**Task:** Rewrite only the rows between the line holding "tab-ytd[interactable]: YTD [310,104,340,132]" and the line holding "tab-1-year[interactable]: 1 年", inclusive, swapping "stat-label" for "stat-name" and leaving everything else unchanged.

**Data section:**
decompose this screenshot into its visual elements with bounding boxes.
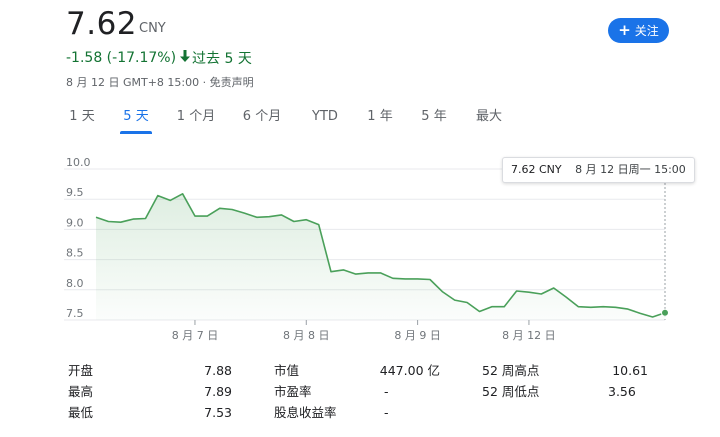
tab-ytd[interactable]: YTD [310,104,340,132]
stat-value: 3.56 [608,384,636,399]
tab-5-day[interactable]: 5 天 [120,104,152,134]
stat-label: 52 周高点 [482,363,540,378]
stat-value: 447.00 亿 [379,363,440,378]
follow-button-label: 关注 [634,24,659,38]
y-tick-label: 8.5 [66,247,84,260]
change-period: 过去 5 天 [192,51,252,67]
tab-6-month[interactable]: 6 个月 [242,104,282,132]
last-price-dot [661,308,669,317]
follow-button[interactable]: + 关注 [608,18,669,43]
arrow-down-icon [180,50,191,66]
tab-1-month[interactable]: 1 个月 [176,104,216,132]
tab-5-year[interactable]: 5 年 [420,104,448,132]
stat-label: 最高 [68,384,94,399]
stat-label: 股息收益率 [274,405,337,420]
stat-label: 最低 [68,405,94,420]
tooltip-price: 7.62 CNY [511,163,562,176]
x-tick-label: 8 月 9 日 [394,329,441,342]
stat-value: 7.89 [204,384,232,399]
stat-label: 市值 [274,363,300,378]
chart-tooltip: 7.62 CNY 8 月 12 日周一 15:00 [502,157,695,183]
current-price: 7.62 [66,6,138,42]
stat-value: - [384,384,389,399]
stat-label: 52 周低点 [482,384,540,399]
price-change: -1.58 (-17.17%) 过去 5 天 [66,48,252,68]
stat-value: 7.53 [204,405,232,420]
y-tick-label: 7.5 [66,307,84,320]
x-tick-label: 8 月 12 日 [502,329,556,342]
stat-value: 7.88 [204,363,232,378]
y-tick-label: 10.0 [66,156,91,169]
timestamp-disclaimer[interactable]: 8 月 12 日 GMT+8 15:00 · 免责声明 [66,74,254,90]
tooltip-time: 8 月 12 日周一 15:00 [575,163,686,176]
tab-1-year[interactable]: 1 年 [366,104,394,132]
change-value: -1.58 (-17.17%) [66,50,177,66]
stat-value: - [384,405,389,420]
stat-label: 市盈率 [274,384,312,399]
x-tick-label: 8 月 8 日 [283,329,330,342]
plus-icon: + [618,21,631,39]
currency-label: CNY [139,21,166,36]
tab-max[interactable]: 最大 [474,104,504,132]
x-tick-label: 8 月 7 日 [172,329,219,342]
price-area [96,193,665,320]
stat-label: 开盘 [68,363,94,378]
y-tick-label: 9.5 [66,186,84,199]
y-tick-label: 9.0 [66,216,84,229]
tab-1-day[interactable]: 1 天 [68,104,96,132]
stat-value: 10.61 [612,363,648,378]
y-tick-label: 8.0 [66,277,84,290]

---

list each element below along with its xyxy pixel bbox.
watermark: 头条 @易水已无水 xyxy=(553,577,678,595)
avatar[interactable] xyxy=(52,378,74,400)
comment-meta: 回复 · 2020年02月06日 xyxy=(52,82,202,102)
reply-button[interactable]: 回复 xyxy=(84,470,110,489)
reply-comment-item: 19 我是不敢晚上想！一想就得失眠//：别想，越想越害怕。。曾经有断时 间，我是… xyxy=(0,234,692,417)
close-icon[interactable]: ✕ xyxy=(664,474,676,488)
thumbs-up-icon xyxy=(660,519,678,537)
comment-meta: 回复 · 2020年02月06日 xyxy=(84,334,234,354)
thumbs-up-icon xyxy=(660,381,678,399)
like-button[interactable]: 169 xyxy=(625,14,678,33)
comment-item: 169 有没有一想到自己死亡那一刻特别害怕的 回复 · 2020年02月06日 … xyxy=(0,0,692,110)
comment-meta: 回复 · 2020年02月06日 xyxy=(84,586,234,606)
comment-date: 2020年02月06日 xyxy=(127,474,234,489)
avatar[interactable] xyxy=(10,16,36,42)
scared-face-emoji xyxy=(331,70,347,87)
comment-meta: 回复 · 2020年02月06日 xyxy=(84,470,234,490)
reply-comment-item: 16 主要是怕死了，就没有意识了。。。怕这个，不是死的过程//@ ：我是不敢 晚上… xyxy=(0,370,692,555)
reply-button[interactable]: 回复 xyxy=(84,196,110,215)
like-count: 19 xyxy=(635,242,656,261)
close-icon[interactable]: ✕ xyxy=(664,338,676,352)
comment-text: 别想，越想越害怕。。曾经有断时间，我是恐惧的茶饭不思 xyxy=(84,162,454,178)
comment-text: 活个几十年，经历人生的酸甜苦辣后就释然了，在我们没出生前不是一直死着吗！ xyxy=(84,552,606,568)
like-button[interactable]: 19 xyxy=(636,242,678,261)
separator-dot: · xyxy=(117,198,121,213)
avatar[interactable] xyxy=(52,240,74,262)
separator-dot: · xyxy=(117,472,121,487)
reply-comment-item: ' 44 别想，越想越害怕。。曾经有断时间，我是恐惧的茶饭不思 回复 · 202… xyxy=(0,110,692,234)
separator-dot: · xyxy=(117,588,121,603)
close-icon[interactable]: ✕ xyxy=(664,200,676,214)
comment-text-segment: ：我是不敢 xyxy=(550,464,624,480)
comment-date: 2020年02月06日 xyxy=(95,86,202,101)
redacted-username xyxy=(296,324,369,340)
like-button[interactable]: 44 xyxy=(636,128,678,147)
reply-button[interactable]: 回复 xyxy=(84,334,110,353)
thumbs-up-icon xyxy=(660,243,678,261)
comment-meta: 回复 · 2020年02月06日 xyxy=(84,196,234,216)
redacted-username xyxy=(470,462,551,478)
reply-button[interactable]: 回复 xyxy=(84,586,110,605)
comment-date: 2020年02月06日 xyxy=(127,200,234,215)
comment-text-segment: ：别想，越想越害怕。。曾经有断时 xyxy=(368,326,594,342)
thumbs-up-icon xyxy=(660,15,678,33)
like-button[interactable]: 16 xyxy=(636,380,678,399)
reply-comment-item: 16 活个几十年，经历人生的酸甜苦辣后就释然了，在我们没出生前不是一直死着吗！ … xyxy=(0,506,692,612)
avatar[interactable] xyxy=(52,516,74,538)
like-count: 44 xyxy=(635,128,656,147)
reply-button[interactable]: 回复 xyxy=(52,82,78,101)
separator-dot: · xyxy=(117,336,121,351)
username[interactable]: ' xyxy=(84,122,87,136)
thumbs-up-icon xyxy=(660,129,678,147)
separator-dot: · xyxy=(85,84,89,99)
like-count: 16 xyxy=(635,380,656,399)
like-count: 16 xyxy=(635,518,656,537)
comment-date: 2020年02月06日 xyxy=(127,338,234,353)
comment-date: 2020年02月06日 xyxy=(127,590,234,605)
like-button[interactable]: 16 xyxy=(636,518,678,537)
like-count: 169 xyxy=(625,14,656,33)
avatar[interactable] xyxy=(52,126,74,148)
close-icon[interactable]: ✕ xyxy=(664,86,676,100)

**Output for this task:**
tab-ytd[interactable]: YTD [310,104,340,132]
stat-value: 3.56 [608,384,636,399]
tab-5-day[interactable]: 5 天 [120,104,152,134]
stat-name: 52 周高点 [482,363,540,378]
stat-value: 447.00 亿 [379,363,440,378]
follow-button-label: 关注 [634,24,659,38]
y-tick-label: 8.5 [66,247,84,260]
change-period: 过去 5 天 [192,51,252,67]
tab-6-month[interactable]: 6 个月 [242,104,282,132]
last-price-dot [661,308,669,317]
follow-button[interactable]: + 关注 [608,18,669,43]
arrow-down-icon [180,50,191,66]
tab-1-month[interactable]: 1 个月 [176,104,216,132]
tab-5-year[interactable]: 5 年 [420,104,448,132]
stat-name: 最高 [68,384,94,399]
stat-name: 股息收益率 [274,405,337,420]
stat-name: 最低 [68,405,94,420]
tooltip-price: 7.62 CNY [511,163,562,176]
x-tick-label: 8 月 9 日 [394,329,441,342]
stat-value: 7.89 [204,384,232,399]
stat-name: 市值 [274,363,300,378]
chart-tooltip: 7.62 CNY 8 月 12 日周一 15:00 [502,157,695,183]
current-price: 7.62 [66,6,138,42]
stat-value: - [384,384,389,399]
stat-name: 52 周低点 [482,384,540,399]
price-change: -1.58 (-17.17%) 过去 5 天 [66,48,252,68]
stat-value: 7.53 [204,405,232,420]
y-tick-label: 7.5 [66,307,84,320]
x-tick-label: 8 月 12 日 [502,329,556,342]
stat-value: 7.88 [204,363,232,378]
y-tick-label: 10.0 [66,156,91,169]
timestamp-disclaimer[interactable]: 8 月 12 日 GMT+8 15:00 · 免责声明 [66,74,254,90]
tooltip-time: 8 月 12 日周一 15:00 [575,163,686,176]
tab-1-year[interactable]: 1 年 [366,104,394,132]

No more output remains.